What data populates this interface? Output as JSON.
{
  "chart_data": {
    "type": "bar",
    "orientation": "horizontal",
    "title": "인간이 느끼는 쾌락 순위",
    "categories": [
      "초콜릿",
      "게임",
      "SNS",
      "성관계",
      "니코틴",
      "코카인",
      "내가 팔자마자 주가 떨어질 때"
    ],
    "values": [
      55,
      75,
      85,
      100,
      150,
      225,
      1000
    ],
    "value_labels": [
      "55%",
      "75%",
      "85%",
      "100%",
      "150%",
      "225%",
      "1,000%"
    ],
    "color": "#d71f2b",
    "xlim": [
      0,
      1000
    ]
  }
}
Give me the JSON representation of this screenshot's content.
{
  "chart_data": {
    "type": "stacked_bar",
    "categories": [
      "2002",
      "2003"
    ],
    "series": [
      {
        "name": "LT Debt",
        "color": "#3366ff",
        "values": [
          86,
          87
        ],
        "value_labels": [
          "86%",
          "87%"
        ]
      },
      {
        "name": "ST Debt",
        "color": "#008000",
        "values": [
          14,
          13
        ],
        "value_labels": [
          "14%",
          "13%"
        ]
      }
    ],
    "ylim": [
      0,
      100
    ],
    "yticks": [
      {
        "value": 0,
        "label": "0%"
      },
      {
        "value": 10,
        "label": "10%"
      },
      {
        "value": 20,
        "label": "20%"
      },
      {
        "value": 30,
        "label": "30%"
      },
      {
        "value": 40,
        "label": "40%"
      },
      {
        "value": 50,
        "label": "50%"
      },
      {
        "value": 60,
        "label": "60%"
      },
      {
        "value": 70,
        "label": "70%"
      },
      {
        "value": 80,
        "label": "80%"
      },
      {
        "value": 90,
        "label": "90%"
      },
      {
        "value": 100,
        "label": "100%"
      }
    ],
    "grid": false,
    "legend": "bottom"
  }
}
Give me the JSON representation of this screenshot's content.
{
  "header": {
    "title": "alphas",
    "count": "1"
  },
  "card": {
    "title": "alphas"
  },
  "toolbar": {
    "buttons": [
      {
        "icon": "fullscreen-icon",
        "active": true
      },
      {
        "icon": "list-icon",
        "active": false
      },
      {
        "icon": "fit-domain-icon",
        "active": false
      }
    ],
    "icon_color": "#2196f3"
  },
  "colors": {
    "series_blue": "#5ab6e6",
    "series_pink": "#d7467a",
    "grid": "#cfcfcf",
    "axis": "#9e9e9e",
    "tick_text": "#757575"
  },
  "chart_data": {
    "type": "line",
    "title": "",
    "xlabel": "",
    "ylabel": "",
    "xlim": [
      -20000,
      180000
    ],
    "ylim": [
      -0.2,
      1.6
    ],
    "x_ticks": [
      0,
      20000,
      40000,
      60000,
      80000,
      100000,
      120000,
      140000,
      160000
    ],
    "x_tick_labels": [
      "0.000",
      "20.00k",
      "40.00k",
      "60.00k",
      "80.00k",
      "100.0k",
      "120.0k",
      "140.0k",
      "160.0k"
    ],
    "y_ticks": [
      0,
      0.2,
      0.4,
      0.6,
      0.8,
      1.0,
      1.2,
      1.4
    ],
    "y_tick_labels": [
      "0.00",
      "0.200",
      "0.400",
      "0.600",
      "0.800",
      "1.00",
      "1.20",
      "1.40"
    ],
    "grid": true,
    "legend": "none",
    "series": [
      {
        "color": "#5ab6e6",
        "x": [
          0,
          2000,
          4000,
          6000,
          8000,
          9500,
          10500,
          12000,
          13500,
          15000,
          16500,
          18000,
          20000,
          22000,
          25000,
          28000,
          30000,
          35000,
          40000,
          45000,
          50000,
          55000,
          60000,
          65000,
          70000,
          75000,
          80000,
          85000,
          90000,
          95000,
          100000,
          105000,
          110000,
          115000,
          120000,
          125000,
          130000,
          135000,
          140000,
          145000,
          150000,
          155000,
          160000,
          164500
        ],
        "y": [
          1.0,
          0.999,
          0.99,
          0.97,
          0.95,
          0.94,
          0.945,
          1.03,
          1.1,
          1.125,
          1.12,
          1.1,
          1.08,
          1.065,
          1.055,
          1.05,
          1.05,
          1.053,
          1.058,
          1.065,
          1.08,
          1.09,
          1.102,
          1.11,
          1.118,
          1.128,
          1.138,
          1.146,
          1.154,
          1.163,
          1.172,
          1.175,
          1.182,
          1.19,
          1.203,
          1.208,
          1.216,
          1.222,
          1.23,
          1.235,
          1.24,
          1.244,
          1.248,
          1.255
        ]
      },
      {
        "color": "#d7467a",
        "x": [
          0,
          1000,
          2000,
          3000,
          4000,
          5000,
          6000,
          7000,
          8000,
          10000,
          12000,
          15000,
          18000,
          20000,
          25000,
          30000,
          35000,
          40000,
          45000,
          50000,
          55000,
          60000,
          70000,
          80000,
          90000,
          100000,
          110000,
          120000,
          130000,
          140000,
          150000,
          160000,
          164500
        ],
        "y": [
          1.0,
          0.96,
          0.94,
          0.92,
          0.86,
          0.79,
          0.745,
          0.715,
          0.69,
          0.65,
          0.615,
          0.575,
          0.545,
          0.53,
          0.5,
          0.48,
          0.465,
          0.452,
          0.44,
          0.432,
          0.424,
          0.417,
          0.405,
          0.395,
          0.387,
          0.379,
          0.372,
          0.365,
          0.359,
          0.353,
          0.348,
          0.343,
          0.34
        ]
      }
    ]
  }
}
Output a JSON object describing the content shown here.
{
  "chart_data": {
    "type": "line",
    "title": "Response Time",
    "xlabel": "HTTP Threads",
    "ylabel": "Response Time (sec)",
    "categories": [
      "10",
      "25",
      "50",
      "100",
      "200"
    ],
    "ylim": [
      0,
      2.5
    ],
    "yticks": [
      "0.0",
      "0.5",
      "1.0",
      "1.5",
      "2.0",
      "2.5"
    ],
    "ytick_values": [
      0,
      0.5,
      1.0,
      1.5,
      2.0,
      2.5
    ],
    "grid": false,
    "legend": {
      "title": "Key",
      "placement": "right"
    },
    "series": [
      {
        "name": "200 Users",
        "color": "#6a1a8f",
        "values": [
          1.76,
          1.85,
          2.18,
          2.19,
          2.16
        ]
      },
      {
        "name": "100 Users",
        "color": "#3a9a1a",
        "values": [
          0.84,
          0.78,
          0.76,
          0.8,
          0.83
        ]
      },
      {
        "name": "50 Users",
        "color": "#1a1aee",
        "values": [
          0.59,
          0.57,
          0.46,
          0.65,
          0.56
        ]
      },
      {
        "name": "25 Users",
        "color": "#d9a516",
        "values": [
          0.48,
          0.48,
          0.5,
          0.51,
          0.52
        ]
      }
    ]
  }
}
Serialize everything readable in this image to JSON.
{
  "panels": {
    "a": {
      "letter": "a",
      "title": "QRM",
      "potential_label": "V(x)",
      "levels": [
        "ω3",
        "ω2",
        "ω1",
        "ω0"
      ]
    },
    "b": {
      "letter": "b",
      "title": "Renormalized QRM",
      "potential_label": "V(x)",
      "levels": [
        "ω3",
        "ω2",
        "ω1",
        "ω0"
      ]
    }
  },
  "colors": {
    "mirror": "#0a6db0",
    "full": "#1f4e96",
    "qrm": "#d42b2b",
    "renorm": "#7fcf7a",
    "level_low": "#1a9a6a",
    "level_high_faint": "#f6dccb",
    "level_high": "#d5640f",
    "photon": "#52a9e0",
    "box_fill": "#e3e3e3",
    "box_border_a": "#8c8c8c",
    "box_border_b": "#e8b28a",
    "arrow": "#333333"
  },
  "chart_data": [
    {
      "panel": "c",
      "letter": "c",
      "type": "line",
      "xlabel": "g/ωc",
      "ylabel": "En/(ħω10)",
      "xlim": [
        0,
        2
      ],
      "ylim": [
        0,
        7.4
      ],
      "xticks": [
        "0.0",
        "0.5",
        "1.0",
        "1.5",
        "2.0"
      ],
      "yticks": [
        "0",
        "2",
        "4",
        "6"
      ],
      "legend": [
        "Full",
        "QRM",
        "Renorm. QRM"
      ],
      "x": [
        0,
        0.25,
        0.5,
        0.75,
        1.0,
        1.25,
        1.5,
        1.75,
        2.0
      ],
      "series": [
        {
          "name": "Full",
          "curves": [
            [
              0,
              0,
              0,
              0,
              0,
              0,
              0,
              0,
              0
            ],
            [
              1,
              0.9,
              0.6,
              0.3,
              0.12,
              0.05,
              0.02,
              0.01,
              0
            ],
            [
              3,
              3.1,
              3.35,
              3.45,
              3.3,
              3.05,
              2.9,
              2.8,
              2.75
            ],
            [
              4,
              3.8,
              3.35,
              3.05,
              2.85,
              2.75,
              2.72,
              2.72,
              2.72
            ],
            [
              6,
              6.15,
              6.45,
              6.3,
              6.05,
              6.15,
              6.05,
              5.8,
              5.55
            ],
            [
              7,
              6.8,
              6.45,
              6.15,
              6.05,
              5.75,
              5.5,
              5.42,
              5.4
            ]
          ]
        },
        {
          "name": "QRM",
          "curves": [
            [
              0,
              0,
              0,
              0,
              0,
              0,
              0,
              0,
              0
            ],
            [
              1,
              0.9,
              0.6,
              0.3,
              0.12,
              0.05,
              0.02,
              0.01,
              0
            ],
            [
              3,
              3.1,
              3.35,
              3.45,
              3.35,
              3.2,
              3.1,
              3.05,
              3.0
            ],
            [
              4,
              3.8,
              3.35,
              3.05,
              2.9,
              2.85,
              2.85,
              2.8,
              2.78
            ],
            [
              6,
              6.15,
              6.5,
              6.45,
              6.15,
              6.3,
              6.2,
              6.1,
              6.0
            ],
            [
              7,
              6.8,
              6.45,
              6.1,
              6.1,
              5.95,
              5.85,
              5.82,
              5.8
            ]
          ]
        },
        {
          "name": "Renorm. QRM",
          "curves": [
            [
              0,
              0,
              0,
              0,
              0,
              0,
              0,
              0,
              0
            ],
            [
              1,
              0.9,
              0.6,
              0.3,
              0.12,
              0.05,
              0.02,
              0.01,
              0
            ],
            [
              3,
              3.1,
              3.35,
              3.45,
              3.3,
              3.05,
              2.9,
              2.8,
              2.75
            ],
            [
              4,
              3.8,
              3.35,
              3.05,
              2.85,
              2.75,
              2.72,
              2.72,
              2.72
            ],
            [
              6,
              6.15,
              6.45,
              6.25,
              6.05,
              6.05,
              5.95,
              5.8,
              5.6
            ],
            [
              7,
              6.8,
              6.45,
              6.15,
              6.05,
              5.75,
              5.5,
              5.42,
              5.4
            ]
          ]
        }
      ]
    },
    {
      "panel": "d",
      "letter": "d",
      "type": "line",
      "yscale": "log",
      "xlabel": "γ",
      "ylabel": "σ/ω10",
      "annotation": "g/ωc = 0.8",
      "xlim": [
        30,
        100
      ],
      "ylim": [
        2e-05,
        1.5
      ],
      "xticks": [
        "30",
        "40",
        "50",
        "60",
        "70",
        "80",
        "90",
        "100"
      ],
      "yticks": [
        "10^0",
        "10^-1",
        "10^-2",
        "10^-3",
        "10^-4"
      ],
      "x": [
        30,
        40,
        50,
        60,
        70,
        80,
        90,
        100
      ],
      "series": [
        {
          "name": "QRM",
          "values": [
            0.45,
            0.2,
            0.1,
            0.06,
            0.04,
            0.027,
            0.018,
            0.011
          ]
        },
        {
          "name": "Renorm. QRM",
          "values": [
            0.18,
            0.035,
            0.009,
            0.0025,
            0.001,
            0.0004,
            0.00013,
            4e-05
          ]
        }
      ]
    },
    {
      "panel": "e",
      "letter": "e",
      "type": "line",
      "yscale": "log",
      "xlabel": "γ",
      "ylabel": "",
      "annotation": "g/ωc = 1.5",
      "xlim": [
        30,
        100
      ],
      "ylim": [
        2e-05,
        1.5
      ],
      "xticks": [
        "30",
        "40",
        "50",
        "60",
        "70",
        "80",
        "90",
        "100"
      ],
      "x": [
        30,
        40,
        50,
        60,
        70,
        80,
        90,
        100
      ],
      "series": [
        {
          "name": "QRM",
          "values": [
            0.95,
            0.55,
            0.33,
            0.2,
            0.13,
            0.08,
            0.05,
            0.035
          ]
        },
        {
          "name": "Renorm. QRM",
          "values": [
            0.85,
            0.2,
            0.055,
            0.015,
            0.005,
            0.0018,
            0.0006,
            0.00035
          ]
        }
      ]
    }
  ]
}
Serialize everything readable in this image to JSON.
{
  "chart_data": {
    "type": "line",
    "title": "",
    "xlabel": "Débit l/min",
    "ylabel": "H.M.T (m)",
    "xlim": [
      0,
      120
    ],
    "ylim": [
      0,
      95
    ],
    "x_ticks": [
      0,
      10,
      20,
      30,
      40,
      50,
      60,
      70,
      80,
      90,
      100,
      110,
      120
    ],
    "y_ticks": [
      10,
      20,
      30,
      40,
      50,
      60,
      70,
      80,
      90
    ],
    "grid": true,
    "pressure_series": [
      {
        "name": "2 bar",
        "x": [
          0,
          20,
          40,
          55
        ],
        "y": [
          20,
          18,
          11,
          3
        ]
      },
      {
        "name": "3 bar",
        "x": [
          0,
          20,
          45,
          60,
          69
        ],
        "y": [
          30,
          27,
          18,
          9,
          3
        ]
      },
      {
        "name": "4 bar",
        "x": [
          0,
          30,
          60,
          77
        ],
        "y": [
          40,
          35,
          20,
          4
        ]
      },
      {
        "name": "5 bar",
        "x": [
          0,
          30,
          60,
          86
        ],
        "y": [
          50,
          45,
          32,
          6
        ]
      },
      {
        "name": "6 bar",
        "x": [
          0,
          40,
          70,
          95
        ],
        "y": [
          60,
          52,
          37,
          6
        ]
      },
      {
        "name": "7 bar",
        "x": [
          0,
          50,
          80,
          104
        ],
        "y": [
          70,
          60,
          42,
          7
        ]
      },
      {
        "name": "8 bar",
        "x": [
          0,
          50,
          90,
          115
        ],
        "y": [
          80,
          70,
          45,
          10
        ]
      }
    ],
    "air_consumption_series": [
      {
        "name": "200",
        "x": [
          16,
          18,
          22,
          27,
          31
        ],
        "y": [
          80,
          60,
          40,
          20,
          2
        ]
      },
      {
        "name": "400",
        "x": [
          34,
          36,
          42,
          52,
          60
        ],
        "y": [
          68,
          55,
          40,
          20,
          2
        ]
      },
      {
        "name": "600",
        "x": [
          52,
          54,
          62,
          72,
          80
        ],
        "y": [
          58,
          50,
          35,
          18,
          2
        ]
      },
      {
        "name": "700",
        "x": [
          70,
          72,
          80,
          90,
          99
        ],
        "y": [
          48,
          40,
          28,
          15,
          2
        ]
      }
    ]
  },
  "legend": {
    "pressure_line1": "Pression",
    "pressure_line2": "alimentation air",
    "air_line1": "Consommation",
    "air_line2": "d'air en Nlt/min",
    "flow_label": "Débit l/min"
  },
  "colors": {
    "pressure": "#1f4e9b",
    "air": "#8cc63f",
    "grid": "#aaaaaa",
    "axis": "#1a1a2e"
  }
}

_ _ _

● What is being asked
Pick each line holding the word "title" out of the data and copy it.

● Response to the task
    "title": "인간이 느끼는 쾌락 순위",
    "title": "alphas",
    "title": "alphas"
    "title": "",
    "title": "Response Time",
      "title": "Key",
      "title": "QRM",
      "title": "Renormalized QRM",
    "title": "",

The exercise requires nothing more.